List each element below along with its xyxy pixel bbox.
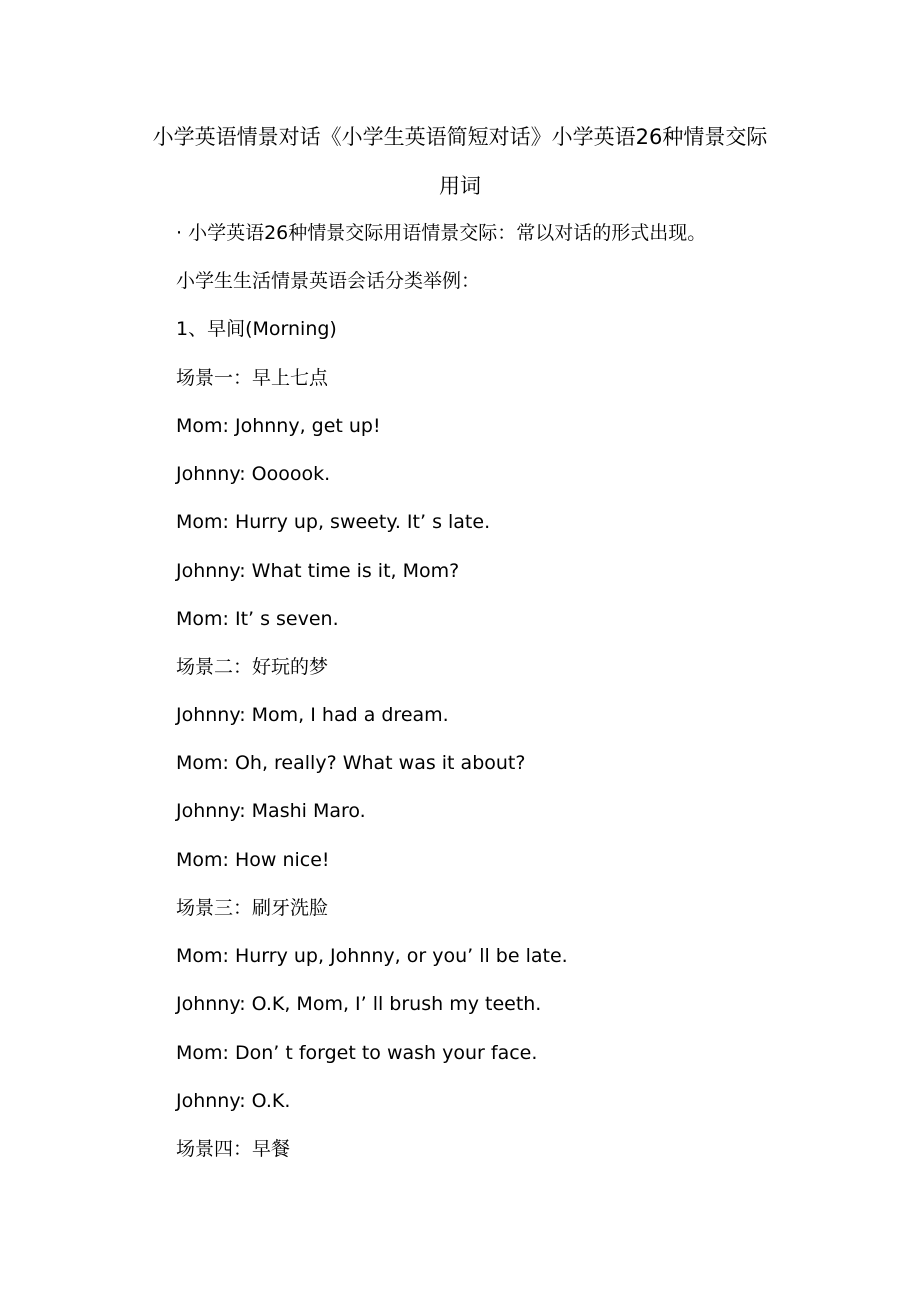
scene-heading-3: 场景三：刷牙洗脸	[176, 897, 329, 919]
scene-heading-2: 场景二：好玩的梦	[176, 656, 329, 678]
dialogue-line: Mom: Hurry up, Johnny, or you’ ll be late.	[176, 945, 568, 967]
dialogue-line: Johnny: Mom, I had a dream.	[176, 704, 449, 726]
dialogue-line: Mom: It’ s seven.	[176, 608, 339, 630]
intro-line: · 小学英语26种情景交际用语情景交际：常以对话的形式出现。	[176, 222, 707, 244]
document-title-line-1: 小学英语情景对话《小学生英语简短对话》小学英语26种情景交际	[152, 125, 768, 149]
dialogue-line: Johnny: O.K.	[176, 1090, 291, 1112]
dialogue-line: Johnny: Oooook.	[176, 463, 331, 485]
dialogue-line: Johnny: O.K, Mom, I’ ll brush my teeth.	[176, 993, 542, 1015]
dialogue-line: Johnny: What time is it, Mom?	[176, 560, 460, 582]
dialogue-line: Mom: How nice!	[176, 849, 330, 871]
category-heading: 小学生生活情景英语会话分类举例：	[176, 270, 481, 292]
dialogue-line: Mom: Hurry up, sweety. It’ s late.	[176, 511, 491, 533]
dialogue-line: Mom: Don’ t forget to wash your face.	[176, 1042, 538, 1064]
section-heading-morning: 1、早间(Morning)	[176, 318, 337, 340]
dialogue-line: Mom: Oh, really? What was it about?	[176, 752, 526, 774]
dialogue-line: Johnny: Mashi Maro.	[176, 800, 366, 822]
dialogue-line: Mom: Johnny, get up!	[176, 415, 381, 437]
document-title-line-2: 用词	[439, 174, 481, 198]
scene-heading-1: 场景一：早上七点	[176, 367, 329, 389]
scene-heading-4: 场景四：早餐	[176, 1138, 291, 1160]
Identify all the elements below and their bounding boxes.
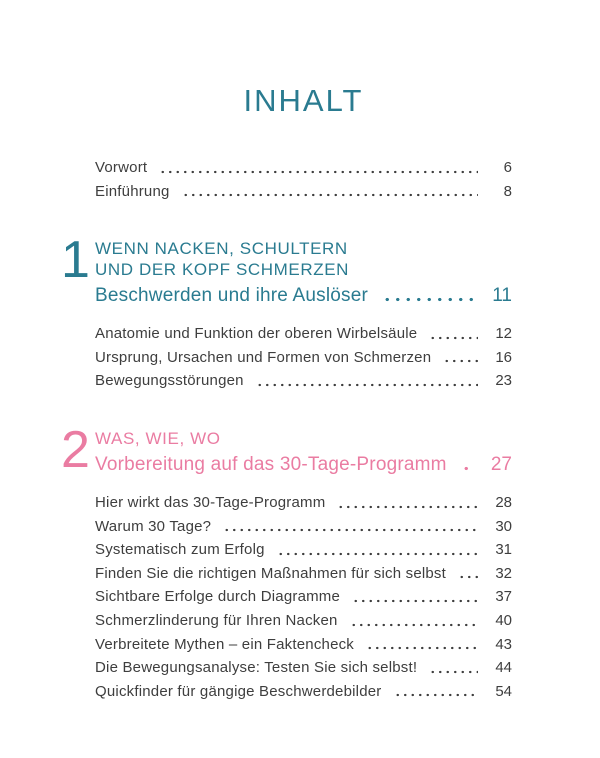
toc-row [95, 585, 512, 609]
toc-row-page-number: 12 [495, 325, 512, 343]
chapter-title-line: WAS, WIE, WO [95, 428, 221, 448]
dot-leader [394, 693, 479, 697]
toc-row-label: Die Bewegungsanalyse: Testen Sie sich selbst! [95, 659, 418, 677]
toc-row-page-number: 54 [495, 682, 512, 700]
dot-leader [443, 359, 478, 363]
toc-row [95, 491, 512, 515]
toc-row-label: Quickfinder für gängige Beschwerdebilder [95, 682, 382, 700]
toc-row-label: Einführung [95, 182, 170, 200]
toc-row-page-number: 37 [495, 588, 512, 606]
toc-row-label: Verbreitete Mythen – ein Faktencheck [95, 635, 355, 653]
toc-row [95, 562, 512, 586]
toc-row [95, 633, 512, 657]
toc-row-label: Hier wirkt das 30-Tage-Programm [95, 493, 326, 511]
chapter-section [61, 420, 512, 703]
chapter-number: 2 [61, 420, 90, 479]
dot-leader [182, 193, 478, 197]
toc-row [95, 369, 512, 393]
front-matter-list [95, 156, 512, 203]
chapter-subtitle-row [95, 283, 512, 309]
toc-row-label: Finden Sie die richtigen Maßnahmen für sich selbst [95, 564, 447, 582]
dot-leader [382, 297, 474, 302]
chapter-title [95, 238, 512, 280]
dot-leader [277, 552, 478, 556]
toc-row-page-number: 6 [503, 159, 512, 176]
chapter-title-line: WENN NACKEN, SCHULTERN [95, 239, 348, 259]
chapter-subtitle-page-number: 27 [490, 453, 512, 475]
toc-row-label: Bewegungsstörungen [95, 372, 244, 390]
page-title: INHALT [243, 83, 364, 118]
chapter-item-list [95, 491, 512, 703]
toc-row-label: Systematisch zum Erfolg [95, 541, 265, 559]
toc-row-page-number: 43 [495, 635, 512, 653]
chapter-title [95, 428, 512, 449]
dot-leader [352, 599, 478, 603]
chapter-item-list [95, 322, 512, 393]
toc-row-label: Schmerzlinderung für Ihren Nacken [95, 611, 338, 629]
dot-leader [159, 170, 478, 174]
toc-row [95, 538, 512, 562]
toc-row-page-number: 16 [495, 348, 512, 366]
toc-row-label: Anatomie und Funktion der oberen Wirbelsäule [95, 325, 418, 343]
chapter-subtitle-page-number: 11 [492, 285, 512, 307]
chapter-subtitle-label: Beschwerden und ihre Auslöser [95, 285, 369, 307]
chapter-section [61, 231, 512, 393]
dot-leader [337, 505, 478, 509]
chapter-subtitle-row [95, 452, 512, 478]
dot-leader [429, 336, 478, 340]
dot-leader [458, 575, 478, 579]
chapter-subtitle-label: Vorbereitung auf das 30-Tage-Programm [95, 453, 447, 475]
toc-row-page-number: 40 [495, 611, 512, 629]
toc-row-label: Sichtbare Erfolge durch Diagramme [95, 588, 341, 606]
toc-row-page-number: 23 [495, 372, 512, 390]
toc-row [95, 515, 512, 539]
toc-row-page-number: 8 [503, 182, 512, 200]
chapter-list [61, 231, 512, 703]
dot-leader [461, 466, 474, 471]
toc-row-label: Warum 30 Tage? [95, 517, 212, 535]
chapter-number: 1 [61, 231, 90, 290]
toc-row [95, 156, 512, 180]
dot-leader [350, 623, 478, 627]
toc-row-page-number: 30 [495, 517, 512, 535]
toc-row [95, 322, 512, 346]
toc-row [95, 656, 512, 680]
toc-row-label: Vorwort [95, 159, 148, 176]
toc-row-page-number: 28 [495, 493, 512, 511]
toc-row [95, 680, 512, 704]
dot-leader [429, 670, 478, 674]
toc-row-label: Ursprung, Ursachen und Formen von Schmerzen [95, 348, 432, 366]
chapter-title-line: UND DER KOPF SCHMERZEN [95, 260, 350, 280]
dot-leader [223, 528, 478, 532]
toc-row-page-number: 32 [495, 564, 512, 582]
toc-row-page-number: 44 [495, 659, 512, 677]
toc-row [95, 180, 512, 204]
toc-row-page-number: 31 [495, 541, 512, 559]
dot-leader [256, 383, 478, 387]
dot-leader [366, 646, 478, 650]
toc-row [95, 346, 512, 370]
toc-row [95, 609, 512, 633]
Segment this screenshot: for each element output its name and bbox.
+++
What is being asked —
Print every line of the rows above verbatim, leaving out the pictures.

Complete output —
List each element below along with its xyxy pixel bbox.
scene-heading-3: 场景三：刷牙洗脸	[176, 897, 329, 919]
scene-heading-2: 场景二：好玩的梦	[176, 656, 329, 678]
dialogue-line: Mom: Hurry up, Johnny, or you’ ll be late.	[176, 945, 568, 967]
dialogue-line: Johnny: Mom, I had a dream.	[176, 704, 449, 726]
dialogue-line: Mom: It’ s seven.	[176, 608, 339, 630]
intro-line: · 小学英语26种情景交际用语情景交际：常以对话的形式出现。	[176, 222, 707, 244]
document-title-line-1: 小学英语情景对话《小学生英语简短对话》小学英语26种情景交际	[152, 125, 768, 149]
dialogue-line: Johnny: O.K.	[176, 1090, 291, 1112]
dialogue-line: Johnny: Oooook.	[176, 463, 331, 485]
dialogue-line: Johnny: O.K, Mom, I’ ll brush my teeth.	[176, 993, 542, 1015]
dialogue-line: Johnny: What time is it, Mom?	[176, 560, 460, 582]
dialogue-line: Mom: How nice!	[176, 849, 330, 871]
category-heading: 小学生生活情景英语会话分类举例：	[176, 270, 481, 292]
dialogue-line: Mom: Hurry up, sweety. It’ s late.	[176, 511, 491, 533]
dialogue-line: Mom: Don’ t forget to wash your face.	[176, 1042, 538, 1064]
section-heading-morning: 1、早间(Morning)	[176, 318, 337, 340]
dialogue-line: Mom: Oh, really? What was it about?	[176, 752, 526, 774]
dialogue-line: Johnny: Mashi Maro.	[176, 800, 366, 822]
dialogue-line: Mom: Johnny, get up!	[176, 415, 381, 437]
document-title-line-2: 用词	[439, 174, 481, 198]
scene-heading-1: 场景一：早上七点	[176, 367, 329, 389]
scene-heading-4: 场景四：早餐	[176, 1138, 291, 1160]
Identify all the elements below and their bounding boxes.
toc-row [95, 585, 512, 609]
toc-row-page-number: 12 [495, 325, 512, 343]
chapter-title-line: WAS, WIE, WO [95, 428, 221, 448]
dot-leader [394, 693, 479, 697]
toc-row-label: Die Bewegungsanalyse: Testen Sie sich selbst! [95, 659, 418, 677]
toc-row-page-number: 54 [495, 682, 512, 700]
dot-leader [443, 359, 478, 363]
toc-row [95, 491, 512, 515]
toc-row-label: Quickfinder für gängige Beschwerdebilder [95, 682, 382, 700]
toc-row-label: Einführung [95, 182, 170, 200]
toc-row-page-number: 37 [495, 588, 512, 606]
toc-row-label: Verbreitete Mythen – ein Faktencheck [95, 635, 355, 653]
toc-row [95, 562, 512, 586]
toc-row [95, 633, 512, 657]
toc-row-label: Hier wirkt das 30-Tage-Programm [95, 493, 326, 511]
chapter-section [61, 420, 512, 703]
chapter-number: 2 [61, 420, 90, 479]
dot-leader [182, 193, 478, 197]
toc-row [95, 369, 512, 393]
front-matter-list [95, 156, 512, 203]
chapter-subtitle-row [95, 283, 512, 309]
toc-row-label: Finden Sie die richtigen Maßnahmen für sich selbst [95, 564, 447, 582]
dot-leader [382, 297, 474, 302]
chapter-title [95, 238, 512, 280]
dot-leader [277, 552, 478, 556]
toc-row-page-number: 6 [503, 159, 512, 176]
chapter-title-line: WENN NACKEN, SCHULTERN [95, 239, 348, 259]
chapter-subtitle-page-number: 27 [490, 453, 512, 475]
toc-row-label: Bewegungsstörungen [95, 372, 244, 390]
page-title: INHALT [243, 83, 364, 118]
chapter-item-list [95, 491, 512, 703]
toc-row-label: Systematisch zum Erfolg [95, 541, 265, 559]
toc-row-page-number: 43 [495, 635, 512, 653]
chapter-title [95, 428, 512, 449]
dot-leader [352, 599, 478, 603]
chapter-item-list [95, 322, 512, 393]
toc-row-label: Schmerzlinderung für Ihren Nacken [95, 611, 338, 629]
dot-leader [159, 170, 478, 174]
toc-row [95, 538, 512, 562]
toc-row-page-number: 16 [495, 348, 512, 366]
toc-row-label: Anatomie und Funktion der oberen Wirbelsäule [95, 325, 418, 343]
chapter-subtitle-page-number: 11 [492, 285, 512, 307]
chapter-subtitle-label: Beschwerden und ihre Auslöser [95, 285, 369, 307]
chapter-section [61, 231, 512, 393]
dot-leader [337, 505, 478, 509]
chapter-subtitle-row [95, 452, 512, 478]
dot-leader [429, 336, 478, 340]
dot-leader [458, 575, 478, 579]
chapter-subtitle-label: Vorbereitung auf das 30-Tage-Programm [95, 453, 447, 475]
toc-row-page-number: 40 [495, 611, 512, 629]
toc-row-label: Sichtbare Erfolge durch Diagramme [95, 588, 341, 606]
toc-row-page-number: 23 [495, 372, 512, 390]
toc-row [95, 515, 512, 539]
toc-row-page-number: 8 [503, 182, 512, 200]
chapter-list [61, 231, 512, 703]
dot-leader [461, 466, 474, 471]
toc-row-label: Warum 30 Tage? [95, 517, 212, 535]
chapter-number: 1 [61, 231, 90, 290]
toc-row [95, 156, 512, 180]
dot-leader [350, 623, 478, 627]
toc-row-page-number: 30 [495, 517, 512, 535]
toc-row [95, 322, 512, 346]
toc-row [95, 656, 512, 680]
toc-row-label: Vorwort [95, 159, 148, 176]
toc-row-page-number: 28 [495, 493, 512, 511]
toc-row [95, 680, 512, 704]
dot-leader [429, 670, 478, 674]
toc-row-label: Ursprung, Ursachen und Formen von Schmerzen [95, 348, 432, 366]
chapter-title-line: UND DER KOPF SCHMERZEN [95, 260, 350, 280]
dot-leader [223, 528, 478, 532]
toc-row-page-number: 32 [495, 564, 512, 582]
toc-row-page-number: 44 [495, 659, 512, 677]
toc-row [95, 180, 512, 204]
toc-row-page-number: 31 [495, 541, 512, 559]
dot-leader [256, 383, 478, 387]
dot-leader [366, 646, 478, 650]
toc-row [95, 346, 512, 370]
toc-row [95, 609, 512, 633]
Segment this screenshot: for each element output its name and bbox.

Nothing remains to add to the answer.